• EXCERPTED RECORDS:
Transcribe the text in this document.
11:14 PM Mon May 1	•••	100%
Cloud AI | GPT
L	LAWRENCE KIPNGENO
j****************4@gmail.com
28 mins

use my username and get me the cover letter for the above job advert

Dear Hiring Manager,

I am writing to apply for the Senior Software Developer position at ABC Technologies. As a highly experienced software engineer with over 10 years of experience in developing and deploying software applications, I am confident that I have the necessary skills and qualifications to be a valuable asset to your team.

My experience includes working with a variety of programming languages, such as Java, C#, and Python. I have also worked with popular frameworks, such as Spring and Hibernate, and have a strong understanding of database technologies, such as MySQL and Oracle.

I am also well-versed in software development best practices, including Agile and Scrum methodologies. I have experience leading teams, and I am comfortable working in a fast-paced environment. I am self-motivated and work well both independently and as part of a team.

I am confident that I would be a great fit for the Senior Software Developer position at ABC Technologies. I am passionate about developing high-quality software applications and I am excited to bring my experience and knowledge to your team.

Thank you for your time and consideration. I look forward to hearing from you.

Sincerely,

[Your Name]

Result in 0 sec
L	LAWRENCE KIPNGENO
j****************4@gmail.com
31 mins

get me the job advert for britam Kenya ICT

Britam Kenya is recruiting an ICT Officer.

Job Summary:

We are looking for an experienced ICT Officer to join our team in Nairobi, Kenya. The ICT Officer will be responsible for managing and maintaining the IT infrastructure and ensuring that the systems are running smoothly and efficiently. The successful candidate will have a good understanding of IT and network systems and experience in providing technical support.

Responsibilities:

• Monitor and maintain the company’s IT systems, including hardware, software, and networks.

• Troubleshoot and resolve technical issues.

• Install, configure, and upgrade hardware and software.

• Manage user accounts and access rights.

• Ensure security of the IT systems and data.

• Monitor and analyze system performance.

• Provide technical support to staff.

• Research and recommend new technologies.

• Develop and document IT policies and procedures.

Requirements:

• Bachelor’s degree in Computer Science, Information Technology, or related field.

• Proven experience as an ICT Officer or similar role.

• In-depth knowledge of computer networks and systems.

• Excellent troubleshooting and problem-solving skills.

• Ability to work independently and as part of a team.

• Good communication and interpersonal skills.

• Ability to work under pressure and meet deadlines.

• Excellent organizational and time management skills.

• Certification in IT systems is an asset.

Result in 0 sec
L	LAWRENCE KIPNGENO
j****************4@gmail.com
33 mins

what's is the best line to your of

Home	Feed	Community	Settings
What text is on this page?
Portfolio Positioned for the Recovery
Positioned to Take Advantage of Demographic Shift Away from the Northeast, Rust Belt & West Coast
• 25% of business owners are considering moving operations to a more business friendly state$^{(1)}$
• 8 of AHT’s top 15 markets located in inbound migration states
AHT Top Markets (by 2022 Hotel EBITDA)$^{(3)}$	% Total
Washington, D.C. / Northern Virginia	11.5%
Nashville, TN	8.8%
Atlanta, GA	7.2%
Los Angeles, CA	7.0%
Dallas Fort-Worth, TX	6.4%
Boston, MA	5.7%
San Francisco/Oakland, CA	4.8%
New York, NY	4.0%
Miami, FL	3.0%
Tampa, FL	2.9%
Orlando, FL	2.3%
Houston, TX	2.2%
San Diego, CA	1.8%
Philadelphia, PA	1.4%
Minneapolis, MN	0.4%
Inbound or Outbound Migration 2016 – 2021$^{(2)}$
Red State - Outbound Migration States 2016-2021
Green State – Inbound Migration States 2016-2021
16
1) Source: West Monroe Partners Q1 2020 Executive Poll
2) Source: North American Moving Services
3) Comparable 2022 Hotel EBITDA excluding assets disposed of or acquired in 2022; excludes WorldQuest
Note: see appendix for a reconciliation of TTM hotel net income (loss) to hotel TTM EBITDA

• EXERCISE:
Reproduce the whole listing word for word.

• OUTPUT OF THE EXERCISE:
Transcribe the text in this document.
11:14 PM Mon May 1	•••	100%
Cloud AI | GPT
L	LAWRENCE KIPNGENO
j****************4@gmail.com
28 mins

use my username and get me the cover letter for the above job advert

Dear Hiring Manager,

I am writing to apply for the Senior Software Developer position at ABC Technologies. As a highly experienced software engineer with over 10 years of experience in developing and deploying software applications, I am confident that I have the necessary skills and qualifications to be a valuable asset to your team.

My experience includes working with a variety of programming languages, such as Java, C#, and Python. I have also worked with popular frameworks, such as Spring and Hibernate, and have a strong understanding of database technologies, such as MySQL and Oracle.

I am also well-versed in software development best practices, including Agile and Scrum methodologies. I have experience leading teams, and I am comfortable working in a fast-paced environment. I am self-motivated and work well both independently and as part of a team.

I am confident that I would be a great fit for the Senior Software Developer position at ABC Technologies. I am passionate about developing high-quality software applications and I am excited to bring my experience and knowledge to your team.

Thank you for your time and consideration. I look forward to hearing from you.

Sincerely,

[Your Name]

Result in 0 sec
L	LAWRENCE KIPNGENO
j****************4@gmail.com
31 mins

get me the job advert for britam Kenya ICT

Britam Kenya is recruiting an ICT Officer.

Job Summary:

We are looking for an experienced ICT Officer to join our team in Nairobi, Kenya. The ICT Officer will be responsible for managing and maintaining the IT infrastructure and ensuring that the systems are running smoothly and efficiently. The successful candidate will have a good understanding of IT and network systems and experience in providing technical support.

Responsibilities:

• Monitor and maintain the company’s IT systems, including hardware, software, and networks.

• Troubleshoot and resolve technical issues.

• Install, configure, and upgrade hardware and software.

• Manage user accounts and access rights.

• Ensure security of the IT systems and data.

• Monitor and analyze system performance.

• Provide technical support to staff.

• Research and recommend new technologies.

• Develop and document IT policies and procedures.

Requirements:

• Bachelor’s degree in Computer Science, Information Technology, or related field.

• Proven experience as an ICT Officer or similar role.

• In-depth knowledge of computer networks and systems.

• Excellent troubleshooting and problem-solving skills.

• Ability to work independently and as part of a team.

• Good communication and interpersonal skills.

• Ability to work under pressure and meet deadlines.

• Excellent organizational and time management skills.

• Certification in IT systems is an asset.

Result in 0 sec
L	LAWRENCE KIPNGENO
j****************4@gmail.com
33 mins

what's is the best line to your of

Home	Feed	Community	Settings
What text is on this page?
Portfolio Positioned for the Recovery
Positioned to Take Advantage of Demographic Shift Away from the Northeast, Rust Belt & West Coast
• 25% of business owners are considering moving operations to a more business friendly state$^{(1)}$
• 8 of AHT’s top 15 markets located in inbound migration states
AHT Top Markets (by 2022 Hotel EBITDA)$^{(3)}$	% Total
Washington, D.C. / Northern Virginia	11.5%
Nashville, TN	8.8%
Atlanta, GA	7.2%
Los Angeles, CA	7.0%
Dallas Fort-Worth, TX	6.4%
Boston, MA	5.7%
San Francisco/Oakland, CA	4.8%
New York, NY	4.0%
Miami, FL	3.0%
Tampa, FL	2.9%
Orlando, FL	2.3%
Houston, TX	2.2%
San Diego, CA	1.8%
Philadelphia, PA	1.4%
Minneapolis, MN	0.4%
Inbound or Outbound Migration 2016 – 2021$^{(2)}$
Red State - Outbound Migration States 2016-2021
Green State – Inbound Migration States 2016-2021
16
1) Source: West Monroe Partners Q1 2020 Executive Poll
2) Source: North American Moving Services
3) Comparable 2022 Hotel EBITDA excluding assets disposed of or acquired in 2022; excludes WorldQuest
Note: see appendix for a reconciliation of TTM hotel net income (loss) to hotel TTM EBITDA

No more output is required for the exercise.